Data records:

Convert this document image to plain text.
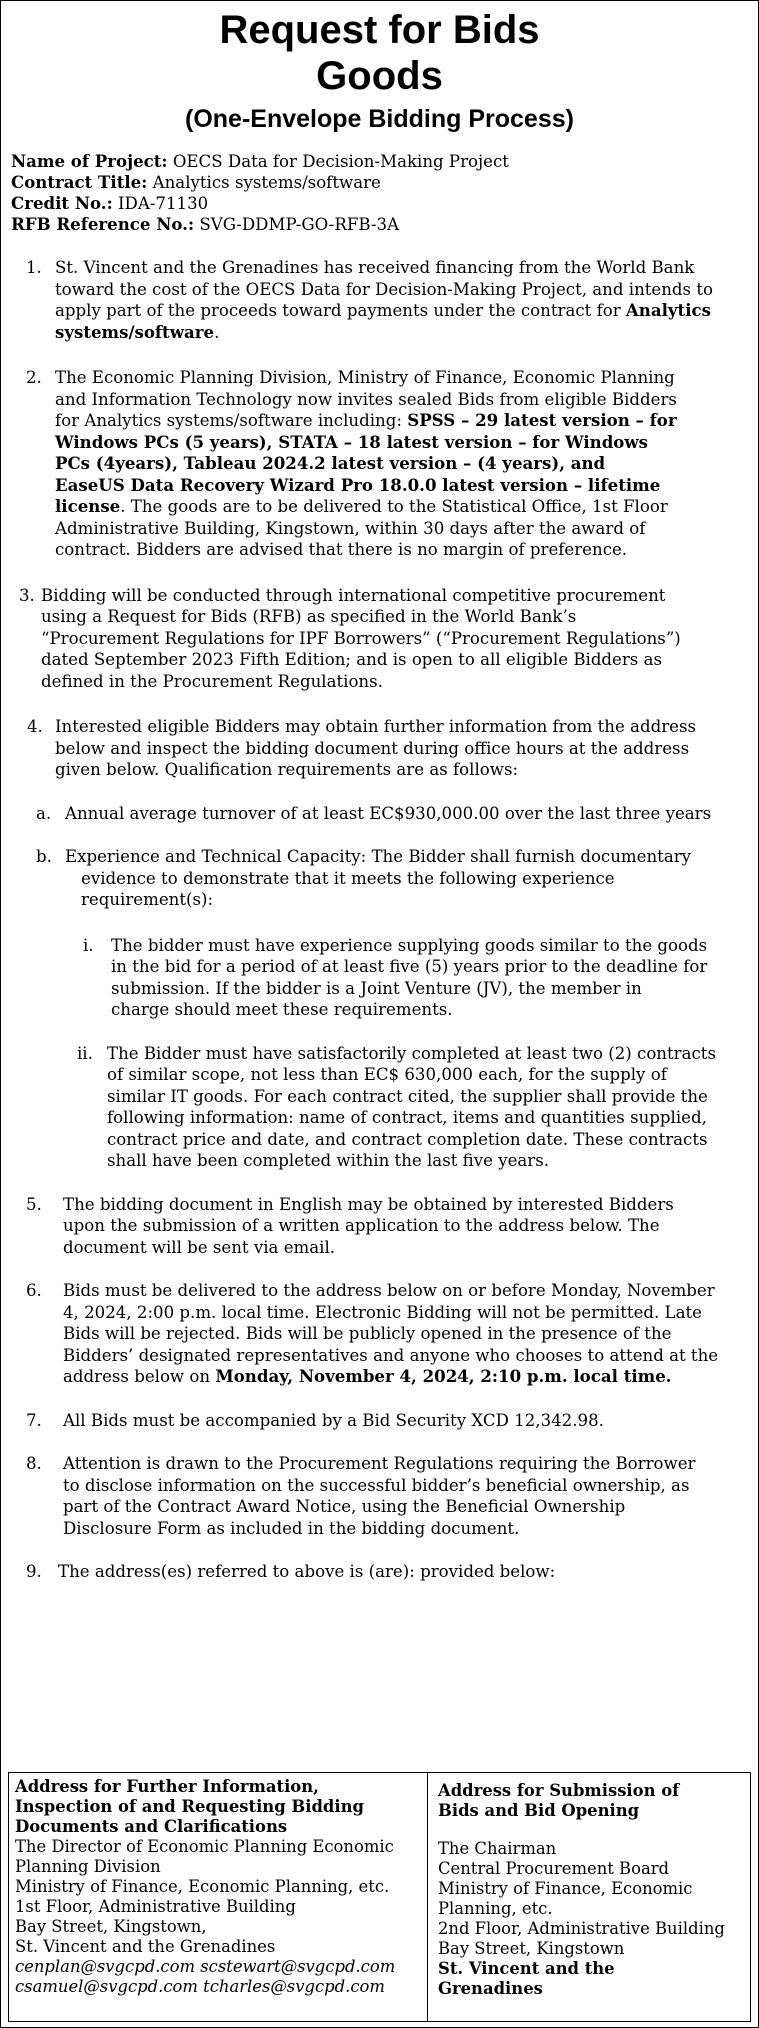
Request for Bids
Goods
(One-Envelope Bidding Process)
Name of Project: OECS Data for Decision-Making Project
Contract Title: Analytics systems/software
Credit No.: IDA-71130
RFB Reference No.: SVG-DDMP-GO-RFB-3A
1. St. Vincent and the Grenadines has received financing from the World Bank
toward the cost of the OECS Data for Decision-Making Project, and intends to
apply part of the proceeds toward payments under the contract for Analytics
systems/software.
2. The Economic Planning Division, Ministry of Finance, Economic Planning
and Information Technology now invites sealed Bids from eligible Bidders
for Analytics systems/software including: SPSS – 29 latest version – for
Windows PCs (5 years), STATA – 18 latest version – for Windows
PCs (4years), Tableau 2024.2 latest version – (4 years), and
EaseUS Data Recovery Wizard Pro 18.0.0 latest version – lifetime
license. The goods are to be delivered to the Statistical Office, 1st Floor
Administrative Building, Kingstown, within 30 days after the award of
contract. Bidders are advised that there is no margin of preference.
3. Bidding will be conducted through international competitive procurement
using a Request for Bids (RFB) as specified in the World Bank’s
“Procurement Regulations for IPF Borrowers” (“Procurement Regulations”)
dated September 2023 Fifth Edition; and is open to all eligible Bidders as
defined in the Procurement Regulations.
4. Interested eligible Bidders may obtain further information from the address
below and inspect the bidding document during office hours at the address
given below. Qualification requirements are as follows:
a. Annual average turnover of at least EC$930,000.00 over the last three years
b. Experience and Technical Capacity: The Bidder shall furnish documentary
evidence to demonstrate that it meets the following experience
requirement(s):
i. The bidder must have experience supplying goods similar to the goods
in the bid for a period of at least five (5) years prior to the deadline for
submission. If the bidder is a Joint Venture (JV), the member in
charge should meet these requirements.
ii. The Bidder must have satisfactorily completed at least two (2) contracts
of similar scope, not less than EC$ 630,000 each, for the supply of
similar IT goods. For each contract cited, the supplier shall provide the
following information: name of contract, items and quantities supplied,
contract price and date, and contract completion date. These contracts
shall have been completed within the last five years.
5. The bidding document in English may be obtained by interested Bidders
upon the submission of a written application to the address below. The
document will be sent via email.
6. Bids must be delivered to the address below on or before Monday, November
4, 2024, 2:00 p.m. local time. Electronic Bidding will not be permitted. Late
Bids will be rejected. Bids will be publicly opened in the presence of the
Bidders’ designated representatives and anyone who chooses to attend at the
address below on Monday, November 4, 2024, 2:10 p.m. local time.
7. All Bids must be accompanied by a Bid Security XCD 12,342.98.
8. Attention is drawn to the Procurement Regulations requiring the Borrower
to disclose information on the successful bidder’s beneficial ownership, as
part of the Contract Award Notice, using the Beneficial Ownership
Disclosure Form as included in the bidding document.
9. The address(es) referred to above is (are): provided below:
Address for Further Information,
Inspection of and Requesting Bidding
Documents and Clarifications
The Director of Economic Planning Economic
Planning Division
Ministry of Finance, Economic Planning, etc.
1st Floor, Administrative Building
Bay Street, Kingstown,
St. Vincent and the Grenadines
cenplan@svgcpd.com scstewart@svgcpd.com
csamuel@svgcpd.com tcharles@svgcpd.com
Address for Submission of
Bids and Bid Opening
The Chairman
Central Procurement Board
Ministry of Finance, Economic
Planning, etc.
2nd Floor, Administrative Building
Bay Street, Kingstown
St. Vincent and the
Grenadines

_Exercise_
Take every line containing the word "below" and copy it.

_Worked answer_
below and inspect the bidding document during office hours at the address
given below. Qualification requirements are as follows:
upon the submission of a written application to the address below. The
6. Bids must be delivered to the address below on or before Monday, November
address below on Monday, November 4, 2024, 2:10 p.m. local time.
9. The address(es) referred to above is (are): provided below:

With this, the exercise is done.